Exercise requirements:
From the listing below, extract each line containing the string "Optimizing".

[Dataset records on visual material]
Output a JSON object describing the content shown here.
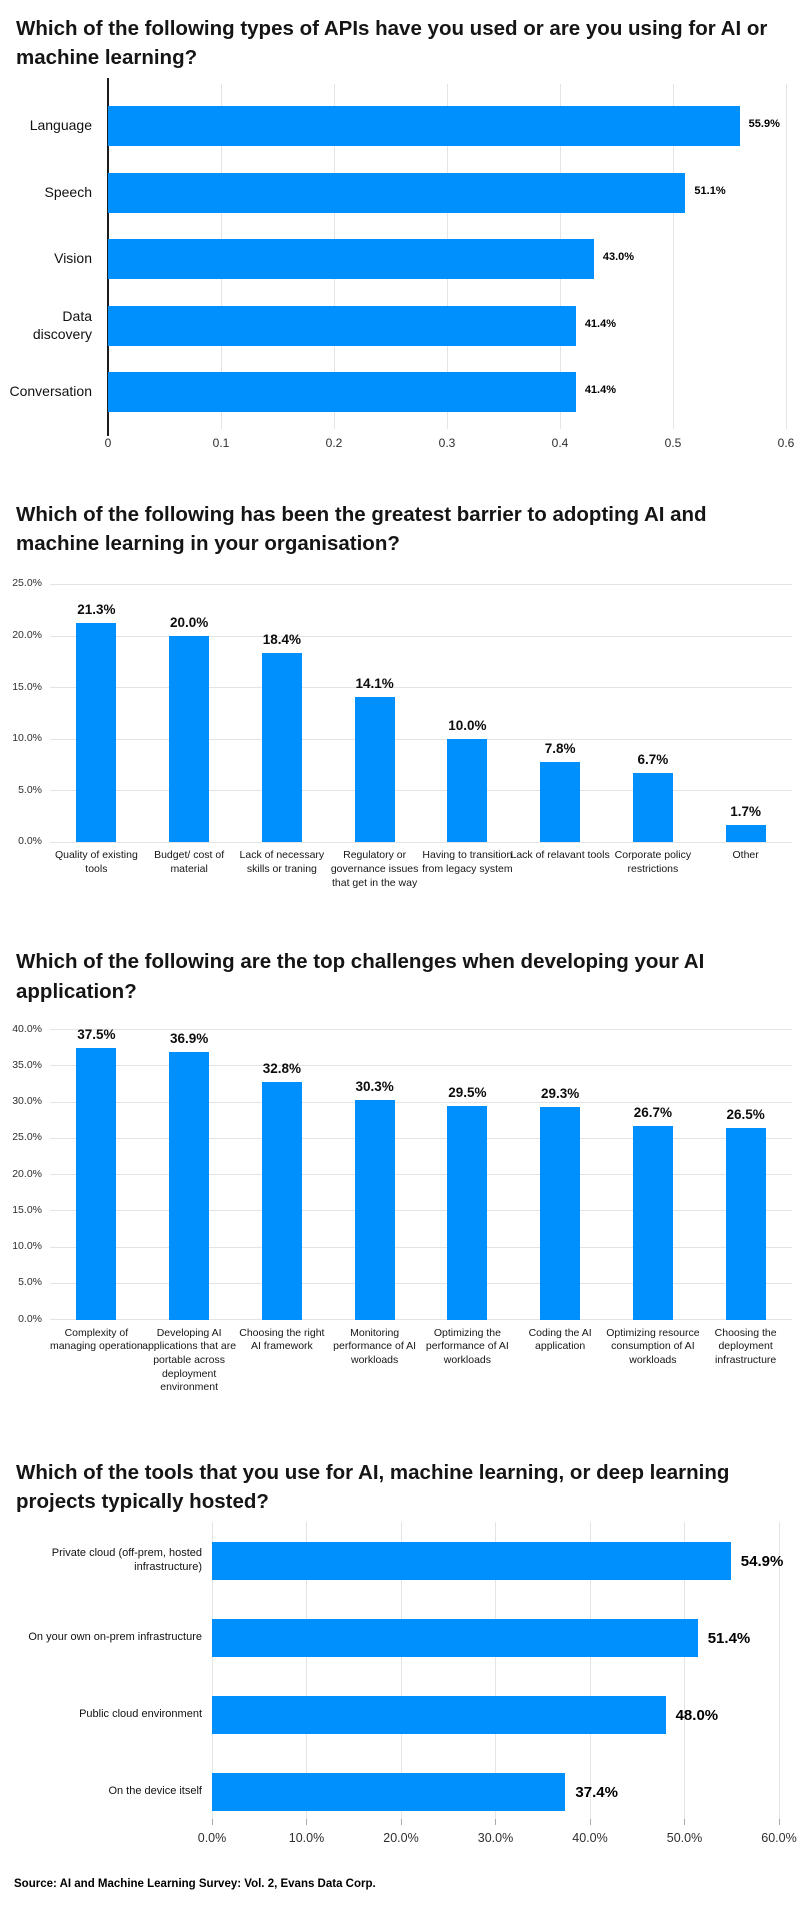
{
  "page": {
    "background": "#ffffff",
    "accent": "#0090fe",
    "text_color": "#151515",
    "grid_color": "#e4e4e4",
    "source_note": "Source: AI and Machine Learning Survey: Vol. 2, Evans Data Corp."
  },
  "chart_data": [
    {
      "type": "bar",
      "orientation": "horizontal",
      "title": "Which of the following types of APIs have you used or are you using for AI or machine learning?",
      "categories": [
        "Language",
        "Speech",
        "Vision",
        "Data discovery",
        "Conversation"
      ],
      "values": [
        55.9,
        51.1,
        43.0,
        41.4,
        41.4
      ],
      "value_labels": [
        "55.9%",
        "51.1%",
        "43.0%",
        "41.4%",
        "41.4%"
      ],
      "axis_max": 60,
      "xlim": [
        0,
        0.6
      ],
      "tick_labels": [
        "0",
        "0.1",
        "0.2",
        "0.3",
        "0.4",
        "0.5",
        "0.6"
      ],
      "grid": true,
      "legend": "none",
      "bar_color": "#0090fe"
    },
    {
      "type": "bar",
      "orientation": "vertical",
      "title": "Which of the following has been the greatest barrier to adopting AI and machine learning in your organisation?",
      "categories": [
        "Quality of existing tools",
        "Budget/ cost of material",
        "Lack of necessary skills or traning",
        "Regulatory or governance issues that get in the way",
        "Having to transition from legacy system",
        "Lack of relavant tools",
        "Corporate policy restrictions",
        "Other"
      ],
      "values": [
        21.3,
        20.0,
        18.4,
        14.1,
        10.0,
        7.8,
        6.7,
        1.7
      ],
      "value_labels": [
        "21.3%",
        "20.0%",
        "18.4%",
        "14.1%",
        "10.0%",
        "7.8%",
        "6.7%",
        "1.7%"
      ],
      "axis_max": 25,
      "ylim": [
        0,
        25
      ],
      "tick_labels": [
        "25.0%",
        "20.0%",
        "15.0%",
        "10.0%",
        "5.0%",
        "0.0%"
      ],
      "grid": true,
      "legend": "none",
      "bar_color": "#0090fe"
    },
    {
      "type": "bar",
      "orientation": "vertical",
      "title": "Which of the following are the top challenges when developing your AI application?",
      "categories": [
        "Complexity of managing operation",
        "Developing AI applications that are portable across deployment environment",
        "Choosing the right AI framework",
        "Monitoring performance of AI workloads",
        "Optimizing the performance of AI workloads",
        "Coding the AI application",
        "Optimizing resource consumption of AI workloads",
        "Choosing the deployment infrastructure"
      ],
      "values": [
        37.5,
        36.9,
        32.8,
        30.3,
        29.5,
        29.3,
        26.7,
        26.5
      ],
      "value_labels": [
        "37.5%",
        "36.9%",
        "32.8%",
        "30.3%",
        "29.5%",
        "29.3%",
        "26.7%",
        "26.5%"
      ],
      "axis_max": 40,
      "ylim": [
        0,
        40
      ],
      "tick_labels": [
        "40.0%",
        "35.0%",
        "30.0%",
        "25.0%",
        "20.0%",
        "15.0%",
        "10.0%",
        "5.0%",
        "0.0%"
      ],
      "grid": true,
      "legend": "none",
      "bar_color": "#0090fe"
    },
    {
      "type": "bar",
      "orientation": "horizontal",
      "title": "Which of the tools that you use for AI, machine learning, or deep learning projects typically hosted?",
      "categories": [
        "Private cloud (off-prem, hosted infrastructure)",
        "On your own on-prem infrastructure",
        "Public cloud environment",
        "On the device itself"
      ],
      "values": [
        54.9,
        51.4,
        48.0,
        37.4
      ],
      "value_labels": [
        "54.9%",
        "51.4%",
        "48.0%",
        "37.4%"
      ],
      "axis_max": 60,
      "xlim": [
        0,
        60
      ],
      "tick_labels": [
        "0.0%",
        "10.0%",
        "20.0%",
        "30.0%",
        "40.0%",
        "50.0%",
        "60.0%"
      ],
      "grid": true,
      "legend": "none",
      "bar_color": "#0090fe"
    }
  ]
}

Full answer:
        "Optimizing the performance of AI workloads",
        "Optimizing resource consumption of AI workloads",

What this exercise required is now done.